-- Goal A --
Print everything in the article on Miracle Village from "- • Summer (DST): UTC-4" down to "do not apply.", reproducing it verbatim.
-- Goal B --
Output everything in the listing from its first line down to the line containing "search-button[interactable]: Buscar (1631, 911, 1767, 963)", both ends included, reproducing each line verbatim.
-- Begin Reading text --
- Nickname: Miracle Village
- Miracle Village Location within Florida Miracle Village Location within the United States
- Coordinates: 26°48′45″N 80°36′41″W﻿ / ﻿26.8124°N 80.6114°W
- Country: United States
- State: Florida
- County: Palm Beach
- Founded: 1964

Government
- • Type: Operated by Matthew 25: Ministries
- • Executive Director: Ted Rodarm

Population
- • Estimate (2018): 200
- Time zone: UTC-5 (Eastern (EST))
- • Summer (DST): UTC-4 (EDT)

= Miracle Village =

Community east of Pahokee, Florida, USA

Miracle Village (officially City of Refuge since 2014) is a community on Muck City Road, about 3 mi east of Pahokee, Florida, that serves as a haven for registered sex offenders. It is located within one of the most isolated and poorest parts of Palm Beach County. The site was chosen because of its isolation given that the sex offender residence restrictions do not apply.

== Description ==
The complex of 54 duplexes and six family homes is operated by Matthew 25: Ministries, an organization with the stated goal of providing prison aftercare. The Executive Director in 2017 was Ted Rodarm, himself an ex-offender. In October 2010, the community included 66 registered sex offenders; by July 2013, there were 100; and by 2017, it held 120. The total population as of 2018, including family members, was 200. It is the largest community of registered sex offenders in the United States. There are an additional 300 who have resided there but since moved on.

An affiliated organization, Miracle Village Ministries, provides services including transportation to newly released prisoners. It describes itself on its website as "a faith-based prison aftercare ministry".

Previously, the complex was known as Pelican Lake. It was built by U.S. Sugar in 1964 as housing for migrants working the sugar cane fields, now replaced by machinery. After working out a deal with Matthew 25 Ministries to lease the property, the owner, Alston Management Inc., informed residents with school-age children that they would have to leave or be evicted.
-- End Reading text --
-- Begin Supplied data --
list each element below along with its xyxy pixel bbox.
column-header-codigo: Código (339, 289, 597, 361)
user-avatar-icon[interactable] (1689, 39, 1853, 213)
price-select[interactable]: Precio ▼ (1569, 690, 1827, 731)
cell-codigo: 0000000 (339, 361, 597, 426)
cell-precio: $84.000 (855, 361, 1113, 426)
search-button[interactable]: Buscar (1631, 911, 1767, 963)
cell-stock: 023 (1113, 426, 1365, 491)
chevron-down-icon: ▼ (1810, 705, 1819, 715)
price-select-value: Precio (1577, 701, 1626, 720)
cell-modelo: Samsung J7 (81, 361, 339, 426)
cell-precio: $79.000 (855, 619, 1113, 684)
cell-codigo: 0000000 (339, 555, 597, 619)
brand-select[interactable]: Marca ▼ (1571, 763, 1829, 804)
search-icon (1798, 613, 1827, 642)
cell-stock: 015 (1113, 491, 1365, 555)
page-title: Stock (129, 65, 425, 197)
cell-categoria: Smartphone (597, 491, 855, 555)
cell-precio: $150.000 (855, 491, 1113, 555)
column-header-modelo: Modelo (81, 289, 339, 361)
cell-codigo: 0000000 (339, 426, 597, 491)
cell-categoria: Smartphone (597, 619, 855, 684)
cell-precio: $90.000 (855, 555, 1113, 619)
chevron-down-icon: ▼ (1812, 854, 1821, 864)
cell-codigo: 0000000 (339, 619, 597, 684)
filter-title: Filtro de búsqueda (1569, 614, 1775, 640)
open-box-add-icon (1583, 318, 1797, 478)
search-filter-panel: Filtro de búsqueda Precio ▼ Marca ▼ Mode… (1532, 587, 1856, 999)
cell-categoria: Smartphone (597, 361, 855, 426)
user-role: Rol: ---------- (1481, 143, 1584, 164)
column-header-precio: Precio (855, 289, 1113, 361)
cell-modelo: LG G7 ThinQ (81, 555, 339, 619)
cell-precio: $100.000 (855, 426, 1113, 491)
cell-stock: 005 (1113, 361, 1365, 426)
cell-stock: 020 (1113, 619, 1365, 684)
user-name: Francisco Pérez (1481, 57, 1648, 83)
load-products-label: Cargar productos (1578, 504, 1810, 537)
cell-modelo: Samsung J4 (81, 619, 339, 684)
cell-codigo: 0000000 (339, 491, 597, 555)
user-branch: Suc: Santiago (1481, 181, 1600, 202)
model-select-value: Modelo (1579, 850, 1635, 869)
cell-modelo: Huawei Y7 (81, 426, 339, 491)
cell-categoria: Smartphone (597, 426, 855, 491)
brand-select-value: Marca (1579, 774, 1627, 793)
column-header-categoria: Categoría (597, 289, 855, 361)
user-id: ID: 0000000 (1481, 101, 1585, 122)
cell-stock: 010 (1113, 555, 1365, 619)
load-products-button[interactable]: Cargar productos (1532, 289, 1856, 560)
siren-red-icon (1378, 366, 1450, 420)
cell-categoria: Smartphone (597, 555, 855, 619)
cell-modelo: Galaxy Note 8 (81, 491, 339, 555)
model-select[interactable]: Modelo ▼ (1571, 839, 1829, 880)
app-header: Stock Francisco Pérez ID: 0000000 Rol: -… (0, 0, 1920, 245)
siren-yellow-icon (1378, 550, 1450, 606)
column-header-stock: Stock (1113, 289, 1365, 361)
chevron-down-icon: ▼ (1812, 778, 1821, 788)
-- End Supplied data --
-- Finished answer A --
- • Summer (DST): UTC-4 (EDT)

= Miracle Village =

Community east of Pahokee, Florida, USA

Miracle Village (officially City of Refuge since 2014) is a community on Muck City Road, about 3 mi east of Pahokee, Florida, that serves as a haven for registered sex offenders. It is located within one of the most isolated and poorest parts of Palm Beach County. The site was chosen because of its isolation given that the sex offender residence restrictions do not apply.

-- Finished answer B --
list each element below along with its xyxy pixel bbox.
column-header-codigo: Código (339, 289, 597, 361)
user-avatar-icon[interactable] (1689, 39, 1853, 213)
price-select[interactable]: Precio ▼ (1569, 690, 1827, 731)
cell-codigo: 0000000 (339, 361, 597, 426)
cell-precio: $84.000 (855, 361, 1113, 426)
search-button[interactable]: Buscar (1631, 911, 1767, 963)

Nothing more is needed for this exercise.